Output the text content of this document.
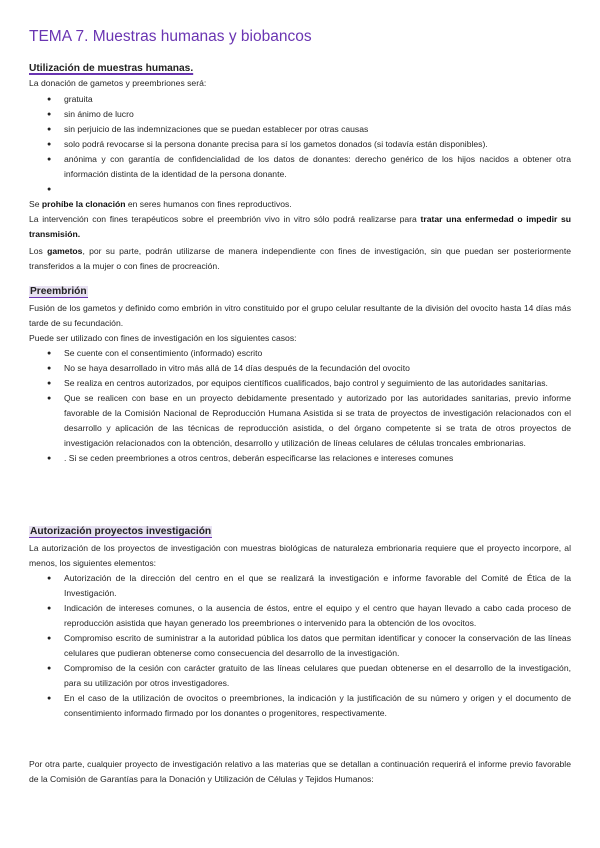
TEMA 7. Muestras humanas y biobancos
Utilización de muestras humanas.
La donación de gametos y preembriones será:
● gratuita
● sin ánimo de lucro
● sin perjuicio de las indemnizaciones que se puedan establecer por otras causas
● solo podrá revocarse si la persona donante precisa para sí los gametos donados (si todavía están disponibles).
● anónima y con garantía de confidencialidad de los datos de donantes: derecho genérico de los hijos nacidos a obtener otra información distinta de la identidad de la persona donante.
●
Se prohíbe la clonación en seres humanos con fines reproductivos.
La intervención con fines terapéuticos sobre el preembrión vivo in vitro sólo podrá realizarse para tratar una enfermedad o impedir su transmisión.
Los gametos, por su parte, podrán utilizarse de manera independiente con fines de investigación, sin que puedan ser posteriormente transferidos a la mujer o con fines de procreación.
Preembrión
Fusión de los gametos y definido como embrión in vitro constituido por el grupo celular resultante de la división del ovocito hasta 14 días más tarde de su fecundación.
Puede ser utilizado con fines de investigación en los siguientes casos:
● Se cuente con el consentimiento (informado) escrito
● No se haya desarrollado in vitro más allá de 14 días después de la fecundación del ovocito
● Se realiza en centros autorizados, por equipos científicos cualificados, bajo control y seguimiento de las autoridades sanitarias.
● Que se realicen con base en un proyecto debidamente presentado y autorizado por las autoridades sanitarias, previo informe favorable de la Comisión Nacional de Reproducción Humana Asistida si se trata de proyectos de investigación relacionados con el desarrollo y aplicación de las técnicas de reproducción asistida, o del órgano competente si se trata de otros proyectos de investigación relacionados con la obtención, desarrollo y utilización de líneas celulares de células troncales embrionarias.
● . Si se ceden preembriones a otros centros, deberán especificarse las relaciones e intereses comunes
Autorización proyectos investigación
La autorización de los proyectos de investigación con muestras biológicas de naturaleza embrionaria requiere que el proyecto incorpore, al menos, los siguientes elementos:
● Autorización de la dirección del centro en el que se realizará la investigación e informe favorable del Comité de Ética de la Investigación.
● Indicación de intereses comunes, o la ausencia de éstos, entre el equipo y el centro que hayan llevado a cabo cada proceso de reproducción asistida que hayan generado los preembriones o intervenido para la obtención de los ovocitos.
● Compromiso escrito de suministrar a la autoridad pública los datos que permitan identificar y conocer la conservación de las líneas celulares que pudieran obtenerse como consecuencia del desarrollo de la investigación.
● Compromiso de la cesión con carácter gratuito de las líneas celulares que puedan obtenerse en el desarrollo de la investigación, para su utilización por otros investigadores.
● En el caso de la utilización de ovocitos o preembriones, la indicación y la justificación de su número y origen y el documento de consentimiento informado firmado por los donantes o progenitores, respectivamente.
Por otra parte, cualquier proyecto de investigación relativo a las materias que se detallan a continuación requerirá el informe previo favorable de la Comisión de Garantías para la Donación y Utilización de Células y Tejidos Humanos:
━━━━━━━━━━
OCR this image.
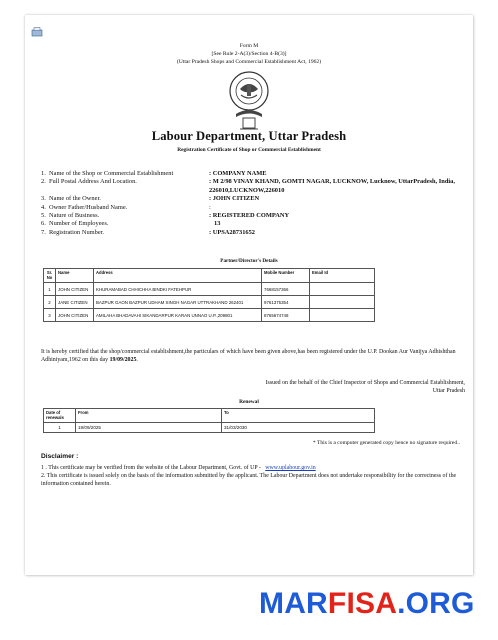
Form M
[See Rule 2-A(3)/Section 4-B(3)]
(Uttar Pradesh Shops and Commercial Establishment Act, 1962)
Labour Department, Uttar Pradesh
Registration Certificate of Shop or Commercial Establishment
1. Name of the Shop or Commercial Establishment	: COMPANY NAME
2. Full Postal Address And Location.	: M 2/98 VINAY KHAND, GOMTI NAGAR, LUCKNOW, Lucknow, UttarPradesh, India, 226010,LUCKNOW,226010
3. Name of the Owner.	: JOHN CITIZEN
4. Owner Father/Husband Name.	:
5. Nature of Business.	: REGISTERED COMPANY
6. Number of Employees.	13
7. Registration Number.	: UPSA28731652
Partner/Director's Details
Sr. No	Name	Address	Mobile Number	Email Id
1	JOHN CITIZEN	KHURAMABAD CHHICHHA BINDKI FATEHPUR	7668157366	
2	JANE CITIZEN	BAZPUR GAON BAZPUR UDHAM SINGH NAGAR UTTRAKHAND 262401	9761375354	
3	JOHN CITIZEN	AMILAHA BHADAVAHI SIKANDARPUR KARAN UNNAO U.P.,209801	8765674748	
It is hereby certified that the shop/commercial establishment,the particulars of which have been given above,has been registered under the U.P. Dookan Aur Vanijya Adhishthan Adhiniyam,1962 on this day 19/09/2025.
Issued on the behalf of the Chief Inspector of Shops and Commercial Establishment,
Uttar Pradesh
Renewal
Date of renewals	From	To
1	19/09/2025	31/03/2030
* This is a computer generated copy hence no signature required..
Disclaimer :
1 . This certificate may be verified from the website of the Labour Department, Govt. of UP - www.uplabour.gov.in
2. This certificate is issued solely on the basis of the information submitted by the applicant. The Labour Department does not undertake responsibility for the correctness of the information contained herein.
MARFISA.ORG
━━━━━━━━━━
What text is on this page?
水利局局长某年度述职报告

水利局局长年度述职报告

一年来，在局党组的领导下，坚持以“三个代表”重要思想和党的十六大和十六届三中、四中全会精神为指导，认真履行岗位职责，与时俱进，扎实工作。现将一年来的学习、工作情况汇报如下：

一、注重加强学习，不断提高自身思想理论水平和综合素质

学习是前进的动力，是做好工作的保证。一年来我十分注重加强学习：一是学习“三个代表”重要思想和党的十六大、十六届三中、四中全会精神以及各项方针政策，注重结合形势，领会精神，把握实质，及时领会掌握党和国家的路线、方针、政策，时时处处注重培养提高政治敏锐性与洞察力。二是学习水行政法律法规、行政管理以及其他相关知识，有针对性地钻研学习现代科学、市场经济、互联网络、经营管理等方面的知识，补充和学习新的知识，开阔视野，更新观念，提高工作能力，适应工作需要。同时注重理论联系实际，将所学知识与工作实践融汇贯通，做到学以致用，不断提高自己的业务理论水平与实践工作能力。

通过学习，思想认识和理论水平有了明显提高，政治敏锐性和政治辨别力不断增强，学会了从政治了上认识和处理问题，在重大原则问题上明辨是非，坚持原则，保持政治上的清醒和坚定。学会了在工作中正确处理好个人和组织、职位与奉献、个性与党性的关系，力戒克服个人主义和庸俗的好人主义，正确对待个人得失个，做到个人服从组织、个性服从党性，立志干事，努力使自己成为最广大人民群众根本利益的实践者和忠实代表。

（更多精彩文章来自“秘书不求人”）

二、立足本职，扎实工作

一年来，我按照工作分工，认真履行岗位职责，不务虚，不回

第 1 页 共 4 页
━━━━━━━━━━
Do this: Return each line of the data that contains the string "COMPANY".

Reply:
1. Name of the Shop or Commercial Establishment	: COMPANY NAME
5. Nature of Business.	: REGISTERED COMPANY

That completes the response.